● **Requirements**
Take the line containing "Give me the" and every line after it to the end of the records, and copy them exactly, leaving out pictures.

(Stored items from a collection)
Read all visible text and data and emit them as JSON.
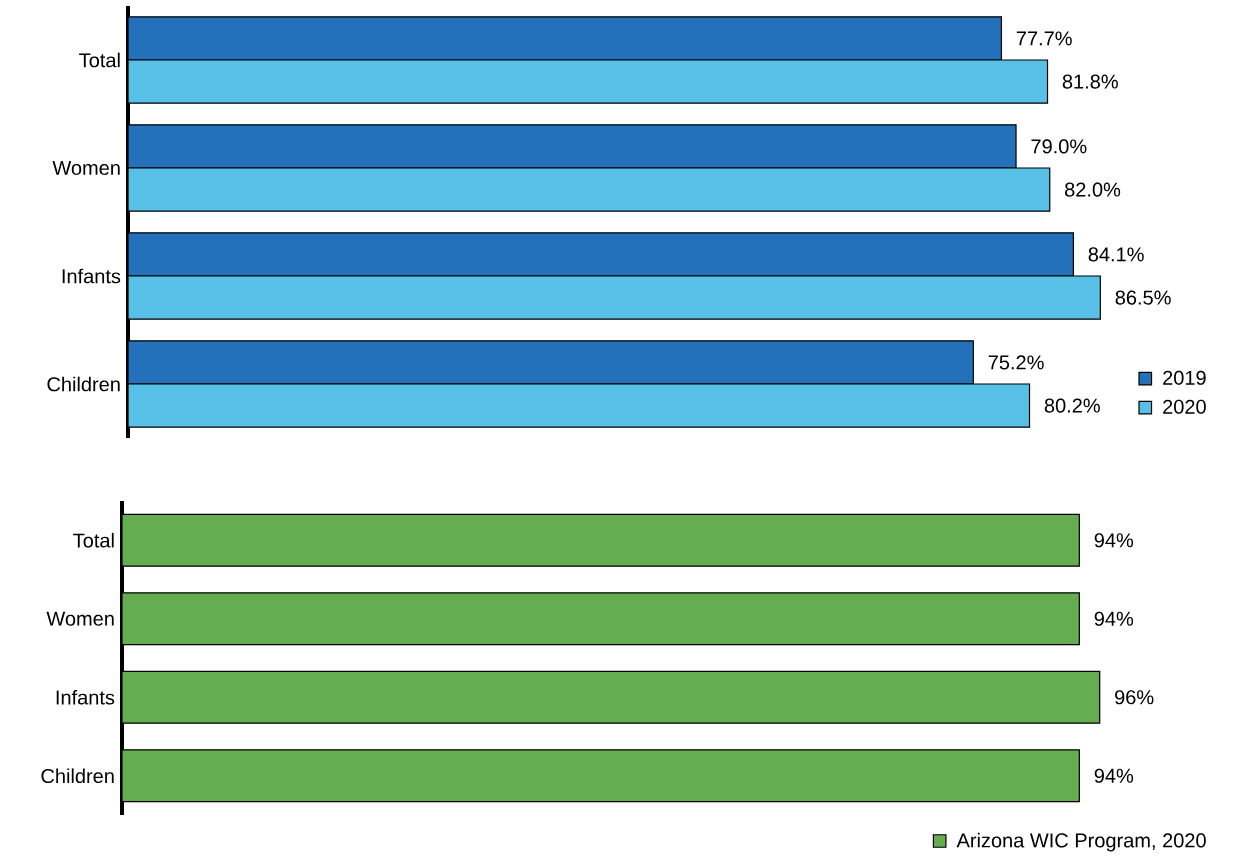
{
  "chart_data": [
    {
      "type": "bar",
      "orientation": "horizontal",
      "categories": [
        "Total",
        "Women",
        "Infants",
        "Children"
      ],
      "series": [
        {
          "name": "2019",
          "color": "#2471bb",
          "values": [
            77.7,
            79.0,
            84.1,
            75.2
          ],
          "value_labels": [
            "77.7%",
            "79.0%",
            "84.1%",
            "75.2%"
          ]
        },
        {
          "name": "2020",
          "color": "#58c0e6",
          "values": [
            81.8,
            82.0,
            86.5,
            80.2
          ],
          "value_labels": [
            "81.8%",
            "82.0%",
            "86.5%",
            "80.2%"
          ]
        }
      ],
      "tick_labels": "y",
      "legend": "bottom right"
    },
    {
      "type": "bar",
      "orientation": "horizontal",
      "categories": [
        "Total",
        "Women",
        "Infants",
        "Children"
      ],
      "series": [
        {
          "name": "Arizona WIC Program, 2020",
          "color": "#65ad51",
          "values": [
            94,
            94,
            96,
            94
          ],
          "value_labels": [
            "94%",
            "94%",
            "96%",
            "94%"
          ]
        }
      ],
      "tick_labels": "y",
      "legend": "bottom"
    }
  ]
}
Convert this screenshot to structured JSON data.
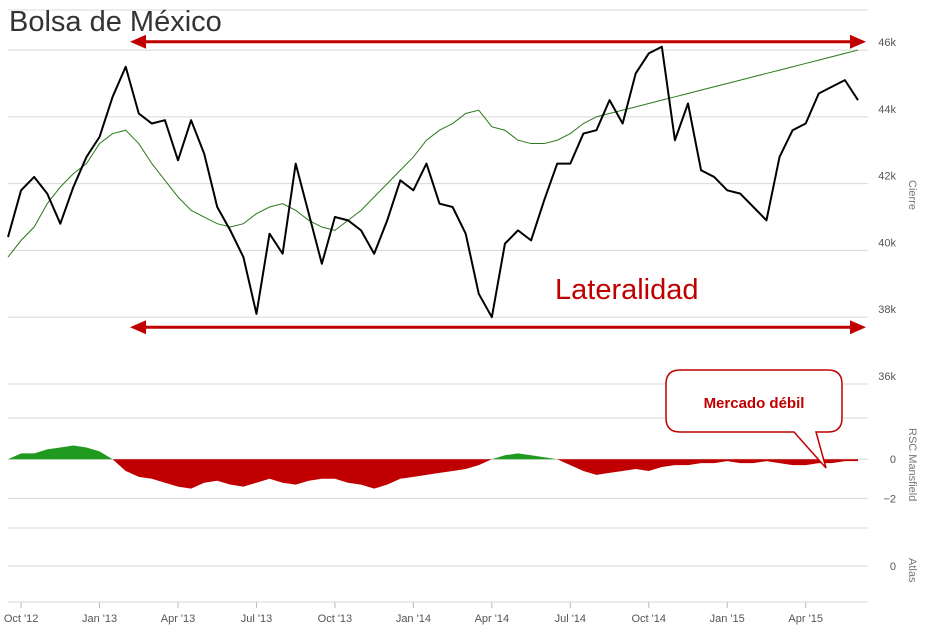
{
  "title": "Bolsa de México",
  "annotations": {
    "lateral_label": "Lateralidad",
    "callout_label": "Mercado débil"
  },
  "colors": {
    "price_line": "#000000",
    "moving_average": "#2a7a1a",
    "rsc_positive": "#1f9a1f",
    "rsc_negative": "#c00000",
    "arrow": "#c00000",
    "grid": "#d8d8d8",
    "axis_text": "#555555"
  },
  "chart_data": [
    {
      "type": "line",
      "title": "Bolsa de México",
      "ylabel": "Cierre",
      "ylim": [
        35400,
        47200
      ],
      "y_ticks": [
        36000,
        38000,
        40000,
        42000,
        44000,
        46000
      ],
      "y_tick_labels": [
        "36k",
        "38k",
        "40k",
        "42k",
        "44k",
        "46k"
      ],
      "x": [
        0,
        2,
        4,
        6,
        8,
        10,
        12,
        14,
        16,
        18,
        20,
        22,
        24,
        26,
        28,
        30,
        32,
        34,
        36,
        38,
        40,
        42,
        44,
        46,
        48,
        50,
        52,
        54,
        56,
        58,
        60,
        62,
        64,
        66,
        68,
        70,
        72,
        74,
        76,
        78,
        80,
        82,
        84,
        86,
        88,
        90,
        92,
        94,
        96,
        98,
        100,
        102,
        104,
        106,
        108,
        110,
        112,
        114,
        116,
        118,
        120,
        122,
        124,
        126,
        128,
        130
      ],
      "series": [
        {
          "values": [
            40400,
            41800,
            42200,
            41700,
            40800,
            41900,
            42800,
            43400,
            44600,
            45500,
            44100,
            43800,
            43900,
            42700,
            43900,
            42900,
            41300,
            40600,
            39800,
            38100,
            40500,
            39900,
            42600,
            41100,
            39600,
            41000,
            40900,
            40600,
            39900,
            40900,
            42100,
            41800,
            42600,
            41400,
            41300,
            40500,
            38700,
            38000,
            40200,
            40600,
            40300,
            41500,
            42600,
            42600,
            43500,
            43600,
            44500,
            43800,
            45300,
            45900,
            46100,
            43300,
            44400,
            42400,
            42200,
            41800,
            41700,
            41300,
            40900,
            42800,
            43600,
            43800,
            44700,
            44900,
            45100,
            44500
          ],
          "moving_average": [
            39800,
            40300,
            40700,
            41400,
            41900,
            42300,
            42600,
            43200,
            43500,
            43600,
            43200,
            42600,
            42100,
            41600,
            41200,
            41000,
            40800,
            40700,
            40800,
            41100,
            41300,
            41400,
            41200,
            40900,
            40700,
            40600,
            40900,
            41200,
            41600,
            42000,
            42400,
            42800,
            43300,
            43600,
            43800,
            44100,
            44200,
            43700,
            43600,
            43300,
            43200,
            43200,
            43300,
            43500,
            43800,
            44000,
            44100,
            44200,
            44300,
            44400,
            44500,
            44600,
            44700,
            44800,
            44900,
            45000,
            45100,
            45200,
            45300,
            45400,
            45500,
            45600,
            45700,
            45800,
            45900,
            46000
          ]
        }
      ],
      "reference_arrows": [
        46250,
        37700
      ]
    },
    {
      "type": "area",
      "ylabel": "RSC Mansfield",
      "ylim": [
        -3,
        2
      ],
      "y_ticks": [
        -2,
        0
      ],
      "y_tick_labels": [
        "−2",
        "0"
      ],
      "x": [
        0,
        2,
        4,
        6,
        8,
        10,
        12,
        14,
        16,
        18,
        20,
        22,
        24,
        26,
        28,
        30,
        32,
        34,
        36,
        38,
        40,
        42,
        44,
        46,
        48,
        50,
        52,
        54,
        56,
        58,
        60,
        62,
        64,
        66,
        68,
        70,
        72,
        74,
        76,
        78,
        80,
        82,
        84,
        86,
        88,
        90,
        92,
        94,
        96,
        98,
        100,
        102,
        104,
        106,
        108,
        110,
        112,
        114,
        116,
        118,
        120,
        122,
        124,
        126,
        128,
        130
      ],
      "values": [
        0,
        0.3,
        0.3,
        0.5,
        0.6,
        0.7,
        0.6,
        0.4,
        0,
        -0.6,
        -0.9,
        -1.0,
        -1.2,
        -1.4,
        -1.5,
        -1.2,
        -1.1,
        -1.3,
        -1.4,
        -1.2,
        -1.0,
        -1.2,
        -1.3,
        -1.1,
        -1.0,
        -1.0,
        -1.2,
        -1.3,
        -1.5,
        -1.3,
        -1.0,
        -0.9,
        -0.8,
        -0.7,
        -0.6,
        -0.5,
        -0.3,
        0,
        0.2,
        0.3,
        0.2,
        0.1,
        0,
        -0.3,
        -0.6,
        -0.8,
        -0.7,
        -0.6,
        -0.5,
        -0.6,
        -0.4,
        -0.3,
        -0.3,
        -0.2,
        -0.2,
        -0.1,
        -0.2,
        -0.2,
        -0.1,
        -0.2,
        -0.3,
        -0.3,
        -0.2,
        -0.2,
        -0.1,
        -0.1
      ]
    },
    {
      "type": "line",
      "ylabel": "Atlas",
      "y_ticks": [
        0
      ],
      "y_tick_labels": [
        "0"
      ],
      "x_tick_labels": [
        "Oct '12",
        "Jan '13",
        "Apr '13",
        "Jul '13",
        "Oct '13",
        "Jan '14",
        "Apr '14",
        "Jul '14",
        "Oct '14",
        "Jan '15",
        "Apr '15"
      ]
    }
  ]
}
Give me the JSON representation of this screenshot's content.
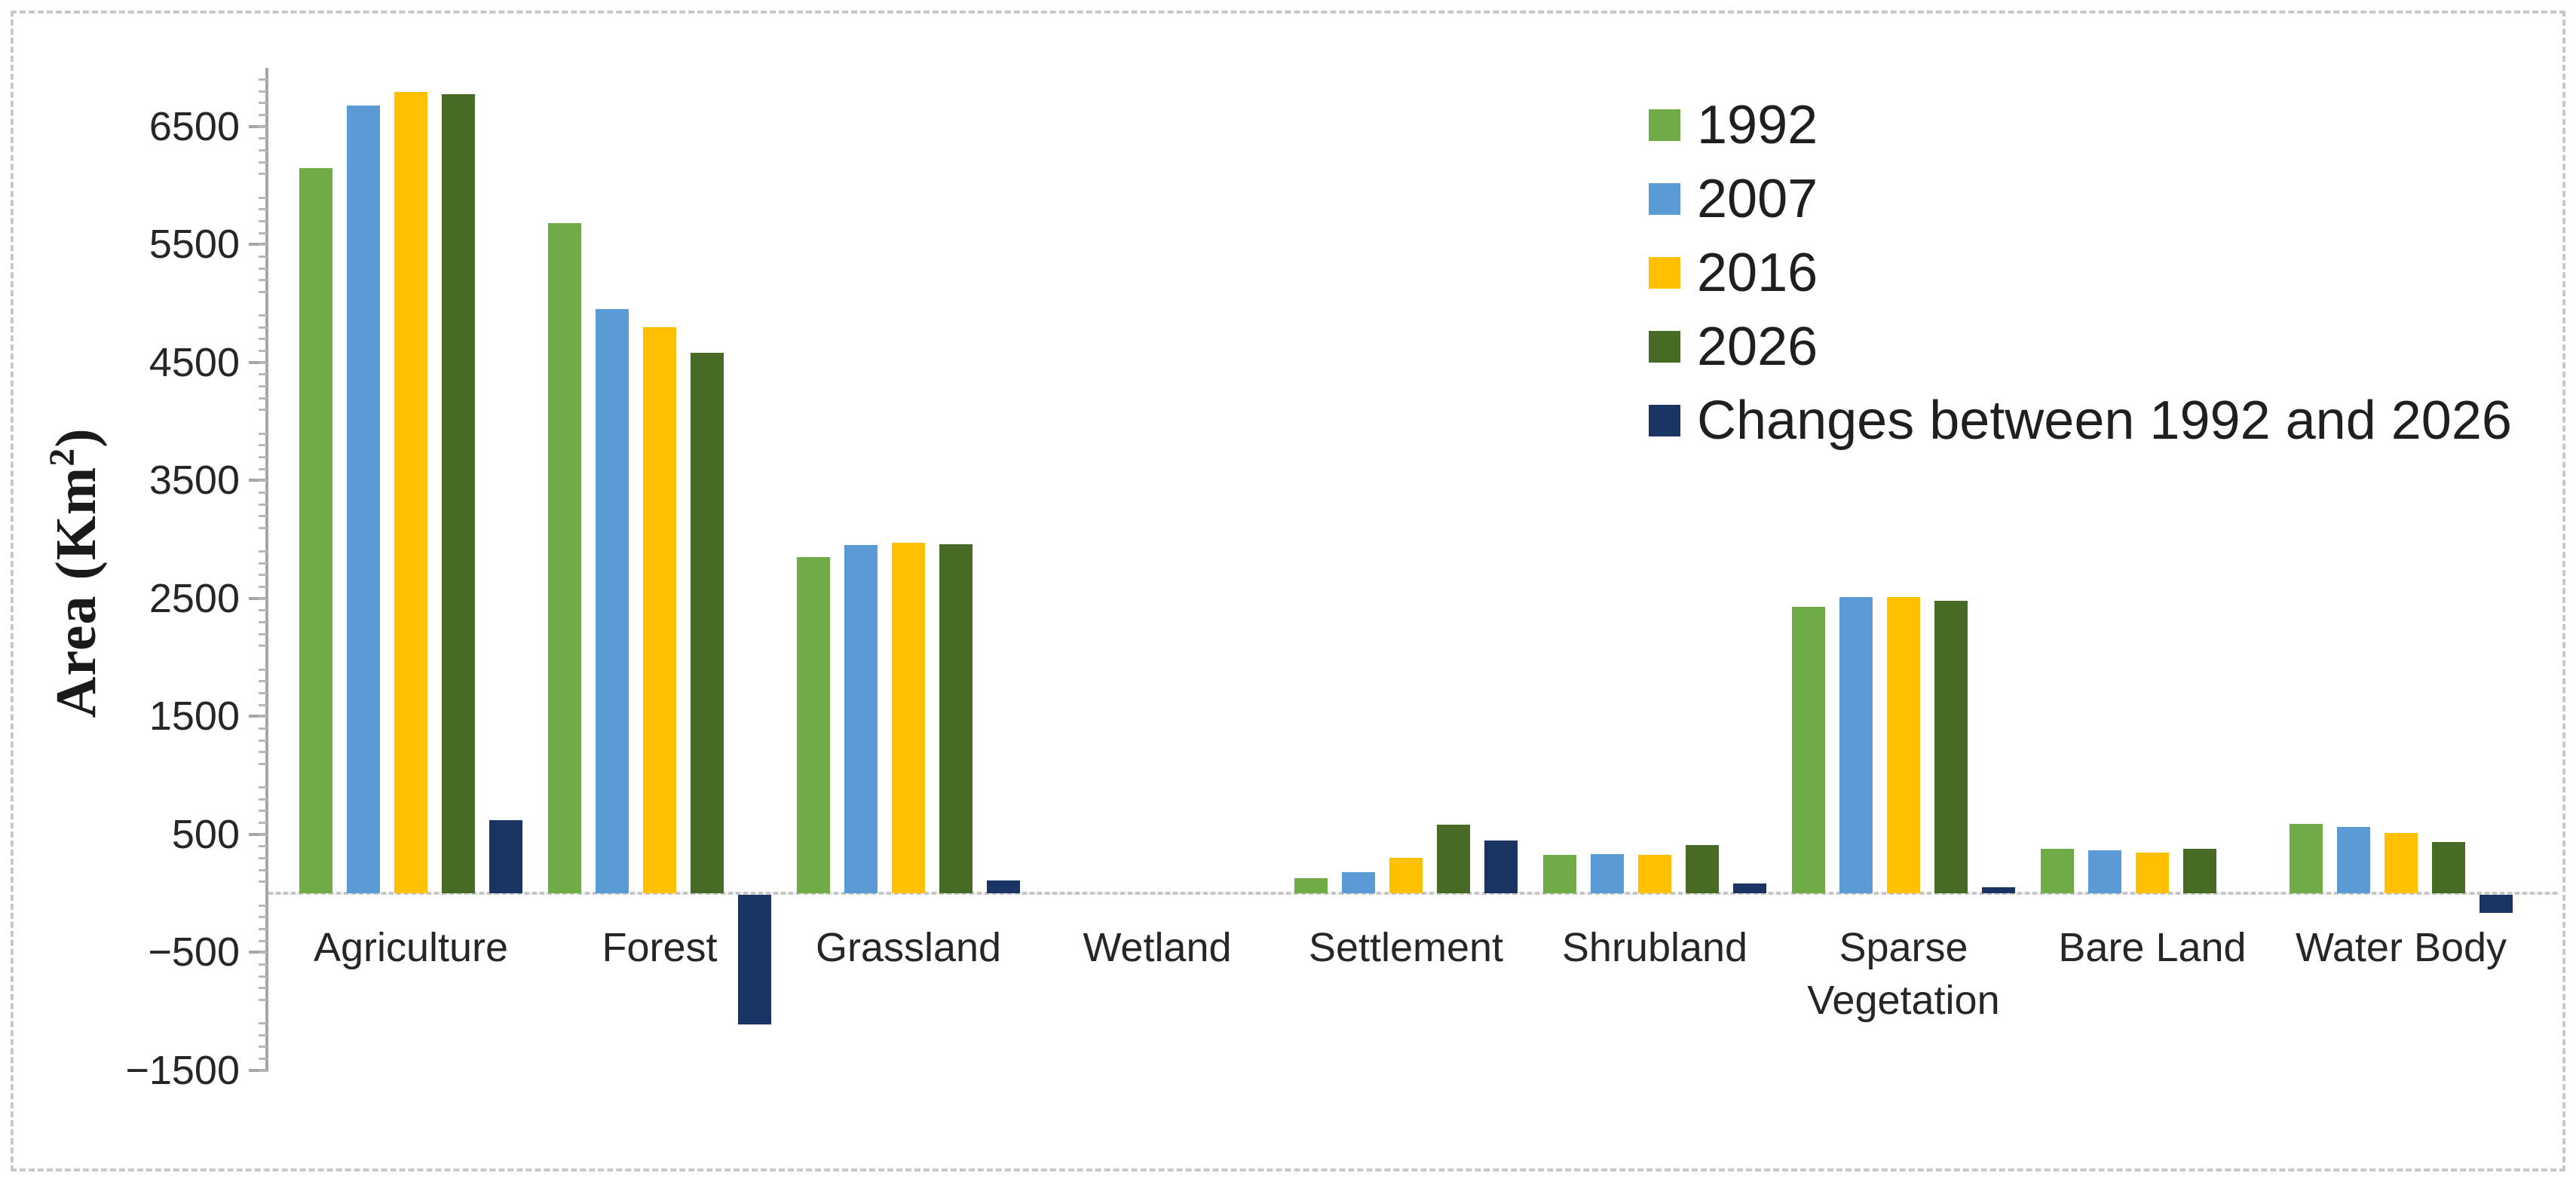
{
  "chart_data": {
    "type": "bar",
    "title": "",
    "xlabel": "",
    "ylabel": "Area (Km²)",
    "ylabel_parts": {
      "main": "Area (Km",
      "sup": "2",
      "close": ")"
    },
    "categories": [
      "Agriculture",
      "Forest",
      "Grassland",
      "Wetland",
      "Settlement",
      "Shrubland",
      "Sparse Vegetation",
      "Bare Land",
      "Water Body"
    ],
    "series": [
      {
        "name": "1992",
        "color": "#6FAC47",
        "values": [
          6150,
          5680,
          2850,
          0,
          130,
          325,
          2430,
          380,
          590
        ]
      },
      {
        "name": "2007",
        "color": "#5B9BD5",
        "values": [
          6680,
          4950,
          2950,
          0,
          180,
          330,
          2510,
          365,
          560
        ]
      },
      {
        "name": "2016",
        "color": "#FFC000",
        "values": [
          6790,
          4800,
          2970,
          0,
          300,
          325,
          2510,
          345,
          510
        ]
      },
      {
        "name": "2026",
        "color": "#476B24",
        "values": [
          6770,
          4580,
          2960,
          0,
          580,
          410,
          2480,
          380,
          435
        ]
      },
      {
        "name": "Changes between 1992 and 2026",
        "color": "#1A3464",
        "values": [
          620,
          -1100,
          110,
          0,
          450,
          85,
          50,
          0,
          -155
        ]
      }
    ],
    "ylim": [
      -1500,
      7000
    ],
    "ytick_values": [
      6500,
      5500,
      4500,
      3500,
      2500,
      1500,
      500,
      -500,
      -1500
    ],
    "ytick_labels": [
      "6500",
      "5500",
      "4500",
      "3500",
      "2500",
      "1500",
      "500",
      "−500",
      "−1500"
    ],
    "y_major_unit": 1000,
    "y_minor_unit": 100,
    "grid": false,
    "legend_position": "upper right",
    "axis_color": "#A6A6A6",
    "baseline_color": "#C6C6C6",
    "text_color": "#262626"
  }
}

● **Solution for this problem**
Give me the JSON representation of this screenshot's content.
{
  "chart_data": {
    "type": "bar",
    "title": "",
    "xlabel": "",
    "ylabel": "Area (Km²)",
    "ylabel_parts": {
      "main": "Area (Km",
      "sup": "2",
      "close": ")"
    },
    "categories": [
      "Agriculture",
      "Forest",
      "Grassland",
      "Wetland",
      "Settlement",
      "Shrubland",
      "Sparse Vegetation",
      "Bare Land",
      "Water Body"
    ],
    "series": [
      {
        "name": "1992",
        "color": "#6FAC47",
        "values": [
          6150,
          5680,
          2850,
          0,
          130,
          325,
          2430,
          380,
          590
        ]
      },
      {
        "name": "2007",
        "color": "#5B9BD5",
        "values": [
          6680,
          4950,
          2950,
          0,
          180,
          330,
          2510,
          365,
          560
        ]
      },
      {
        "name": "2016",
        "color": "#FFC000",
        "values": [
          6790,
          4800,
          2970,
          0,
          300,
          325,
          2510,
          345,
          510
        ]
      },
      {
        "name": "2026",
        "color": "#476B24",
        "values": [
          6770,
          4580,
          2960,
          0,
          580,
          410,
          2480,
          380,
          435
        ]
      },
      {
        "name": "Changes between 1992 and 2026",
        "color": "#1A3464",
        "values": [
          620,
          -1100,
          110,
          0,
          450,
          85,
          50,
          0,
          -155
        ]
      }
    ],
    "ylim": [
      -1500,
      7000
    ],
    "ytick_values": [
      6500,
      5500,
      4500,
      3500,
      2500,
      1500,
      500,
      -500,
      -1500
    ],
    "ytick_labels": [
      "6500",
      "5500",
      "4500",
      "3500",
      "2500",
      "1500",
      "500",
      "−500",
      "−1500"
    ],
    "y_major_unit": 1000,
    "y_minor_unit": 100,
    "grid": false,
    "legend_position": "upper right",
    "axis_color": "#A6A6A6",
    "baseline_color": "#C6C6C6",
    "text_color": "#262626"
  }
}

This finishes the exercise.